# PROBLEM REQUIREMENTS:
Please quote every line word for word.

━━━

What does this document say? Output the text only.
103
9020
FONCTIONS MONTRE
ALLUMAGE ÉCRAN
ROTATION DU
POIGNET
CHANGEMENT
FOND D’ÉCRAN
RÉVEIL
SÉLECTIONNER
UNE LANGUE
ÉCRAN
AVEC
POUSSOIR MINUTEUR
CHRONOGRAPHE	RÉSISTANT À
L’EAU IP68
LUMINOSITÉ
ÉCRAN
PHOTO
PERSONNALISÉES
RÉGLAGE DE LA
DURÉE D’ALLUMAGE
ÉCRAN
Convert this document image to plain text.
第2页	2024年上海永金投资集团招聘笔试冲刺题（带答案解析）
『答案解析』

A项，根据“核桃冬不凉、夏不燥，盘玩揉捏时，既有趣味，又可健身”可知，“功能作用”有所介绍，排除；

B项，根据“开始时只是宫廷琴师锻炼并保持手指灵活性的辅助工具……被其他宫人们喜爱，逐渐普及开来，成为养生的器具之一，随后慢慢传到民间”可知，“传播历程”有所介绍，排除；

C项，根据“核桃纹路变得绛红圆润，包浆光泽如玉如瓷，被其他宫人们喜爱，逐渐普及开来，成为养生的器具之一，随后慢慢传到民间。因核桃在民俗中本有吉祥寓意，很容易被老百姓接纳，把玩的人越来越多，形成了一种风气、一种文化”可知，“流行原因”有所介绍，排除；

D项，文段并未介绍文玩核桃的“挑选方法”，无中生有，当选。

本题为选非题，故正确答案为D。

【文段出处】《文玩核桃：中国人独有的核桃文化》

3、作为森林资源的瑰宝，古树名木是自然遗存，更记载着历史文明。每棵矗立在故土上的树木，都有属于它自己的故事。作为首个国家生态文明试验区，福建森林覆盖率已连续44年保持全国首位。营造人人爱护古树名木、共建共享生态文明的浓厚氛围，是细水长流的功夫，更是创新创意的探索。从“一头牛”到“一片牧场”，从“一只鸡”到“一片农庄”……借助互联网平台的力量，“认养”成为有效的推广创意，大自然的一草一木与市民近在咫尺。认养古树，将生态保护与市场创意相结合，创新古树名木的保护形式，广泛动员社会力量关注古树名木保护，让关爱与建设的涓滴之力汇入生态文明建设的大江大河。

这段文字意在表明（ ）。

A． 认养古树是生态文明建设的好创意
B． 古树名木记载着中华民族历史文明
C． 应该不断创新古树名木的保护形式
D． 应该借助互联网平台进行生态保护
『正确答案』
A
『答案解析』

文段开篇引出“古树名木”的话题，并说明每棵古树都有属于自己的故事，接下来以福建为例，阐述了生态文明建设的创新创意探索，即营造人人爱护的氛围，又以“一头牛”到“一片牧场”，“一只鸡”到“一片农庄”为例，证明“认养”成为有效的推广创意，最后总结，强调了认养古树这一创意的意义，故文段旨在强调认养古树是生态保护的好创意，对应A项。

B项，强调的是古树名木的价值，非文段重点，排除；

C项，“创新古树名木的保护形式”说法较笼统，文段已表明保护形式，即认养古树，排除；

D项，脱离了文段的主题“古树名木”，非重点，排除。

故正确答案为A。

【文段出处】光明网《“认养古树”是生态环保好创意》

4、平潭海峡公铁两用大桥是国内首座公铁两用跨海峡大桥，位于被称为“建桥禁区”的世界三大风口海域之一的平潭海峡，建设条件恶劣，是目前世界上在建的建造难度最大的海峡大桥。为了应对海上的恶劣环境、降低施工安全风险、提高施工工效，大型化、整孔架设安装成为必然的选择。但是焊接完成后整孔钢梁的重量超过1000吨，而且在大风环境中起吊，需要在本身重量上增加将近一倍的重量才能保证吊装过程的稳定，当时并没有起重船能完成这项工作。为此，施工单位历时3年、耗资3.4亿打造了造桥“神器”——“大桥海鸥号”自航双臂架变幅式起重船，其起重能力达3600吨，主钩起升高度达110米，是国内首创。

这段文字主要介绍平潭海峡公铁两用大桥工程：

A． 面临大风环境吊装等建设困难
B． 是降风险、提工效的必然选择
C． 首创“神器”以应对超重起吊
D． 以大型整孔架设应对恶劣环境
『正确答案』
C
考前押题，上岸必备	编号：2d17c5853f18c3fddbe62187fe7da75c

━━━

# THE RESPONSE:
What does this document say? Output the text only.
103
9020
FONCTIONS MONTRE
ALLUMAGE ÉCRAN
ROTATION DU
POIGNET
CHANGEMENT
FOND D’ÉCRAN
RÉVEIL
SÉLECTIONNER
UNE LANGUE
ÉCRAN
AVEC
POUSSOIR MINUTEUR
CHRONOGRAPHE	RÉSISTANT À
L’EAU IP68
LUMINOSITÉ
ÉCRAN
PHOTO
PERSONNALISÉES
RÉGLAGE DE LA
DURÉE D’ALLUMAGE
ÉCRAN
Convert this document image to plain text.
第2页	2024年上海永金投资集团招聘笔试冲刺题（带答案解析）
『答案解析』

A项，根据“核桃冬不凉、夏不燥，盘玩揉捏时，既有趣味，又可健身”可知，“功能作用”有所介绍，排除；

B项，根据“开始时只是宫廷琴师锻炼并保持手指灵活性的辅助工具……被其他宫人们喜爱，逐渐普及开来，成为养生的器具之一，随后慢慢传到民间”可知，“传播历程”有所介绍，排除；

C项，根据“核桃纹路变得绛红圆润，包浆光泽如玉如瓷，被其他宫人们喜爱，逐渐普及开来，成为养生的器具之一，随后慢慢传到民间。因核桃在民俗中本有吉祥寓意，很容易被老百姓接纳，把玩的人越来越多，形成了一种风气、一种文化”可知，“流行原因”有所介绍，排除；

D项，文段并未介绍文玩核桃的“挑选方法”，无中生有，当选。

本题为选非题，故正确答案为D。

【文段出处】《文玩核桃：中国人独有的核桃文化》

3、作为森林资源的瑰宝，古树名木是自然遗存，更记载着历史文明。每棵矗立在故土上的树木，都有属于它自己的故事。作为首个国家生态文明试验区，福建森林覆盖率已连续44年保持全国首位。营造人人爱护古树名木、共建共享生态文明的浓厚氛围，是细水长流的功夫，更是创新创意的探索。从“一头牛”到“一片牧场”，从“一只鸡”到“一片农庄”……借助互联网平台的力量，“认养”成为有效的推广创意，大自然的一草一木与市民近在咫尺。认养古树，将生态保护与市场创意相结合，创新古树名木的保护形式，广泛动员社会力量关注古树名木保护，让关爱与建设的涓滴之力汇入生态文明建设的大江大河。

这段文字意在表明（ ）。

A． 认养古树是生态文明建设的好创意
B． 古树名木记载着中华民族历史文明
C． 应该不断创新古树名木的保护形式
D． 应该借助互联网平台进行生态保护
『正确答案』
A
『答案解析』

文段开篇引出“古树名木”的话题，并说明每棵古树都有属于自己的故事，接下来以福建为例，阐述了生态文明建设的创新创意探索，即营造人人爱护的氛围，又以“一头牛”到“一片牧场”，“一只鸡”到“一片农庄”为例，证明“认养”成为有效的推广创意，最后总结，强调了认养古树这一创意的意义，故文段旨在强调认养古树是生态保护的好创意，对应A项。

B项，强调的是古树名木的价值，非文段重点，排除；

C项，“创新古树名木的保护形式”说法较笼统，文段已表明保护形式，即认养古树，排除；

D项，脱离了文段的主题“古树名木”，非重点，排除。

故正确答案为A。

【文段出处】光明网《“认养古树”是生态环保好创意》

4、平潭海峡公铁两用大桥是国内首座公铁两用跨海峡大桥，位于被称为“建桥禁区”的世界三大风口海域之一的平潭海峡，建设条件恶劣，是目前世界上在建的建造难度最大的海峡大桥。为了应对海上的恶劣环境、降低施工安全风险、提高施工工效，大型化、整孔架设安装成为必然的选择。但是焊接完成后整孔钢梁的重量超过1000吨，而且在大风环境中起吊，需要在本身重量上增加将近一倍的重量才能保证吊装过程的稳定，当时并没有起重船能完成这项工作。为此，施工单位历时3年、耗资3.4亿打造了造桥“神器”——“大桥海鸥号”自航双臂架变幅式起重船，其起重能力达3600吨，主钩起升高度达110米，是国内首创。

这段文字主要介绍平潭海峡公铁两用大桥工程：

A． 面临大风环境吊装等建设困难
B． 是降风险、提工效的必然选择
C． 首创“神器”以应对超重起吊
D． 以大型整孔架设应对恶劣环境
『正确答案』
C
考前押题，上岸必备	编号：2d17c5853f18c3fddbe62187fe7da75c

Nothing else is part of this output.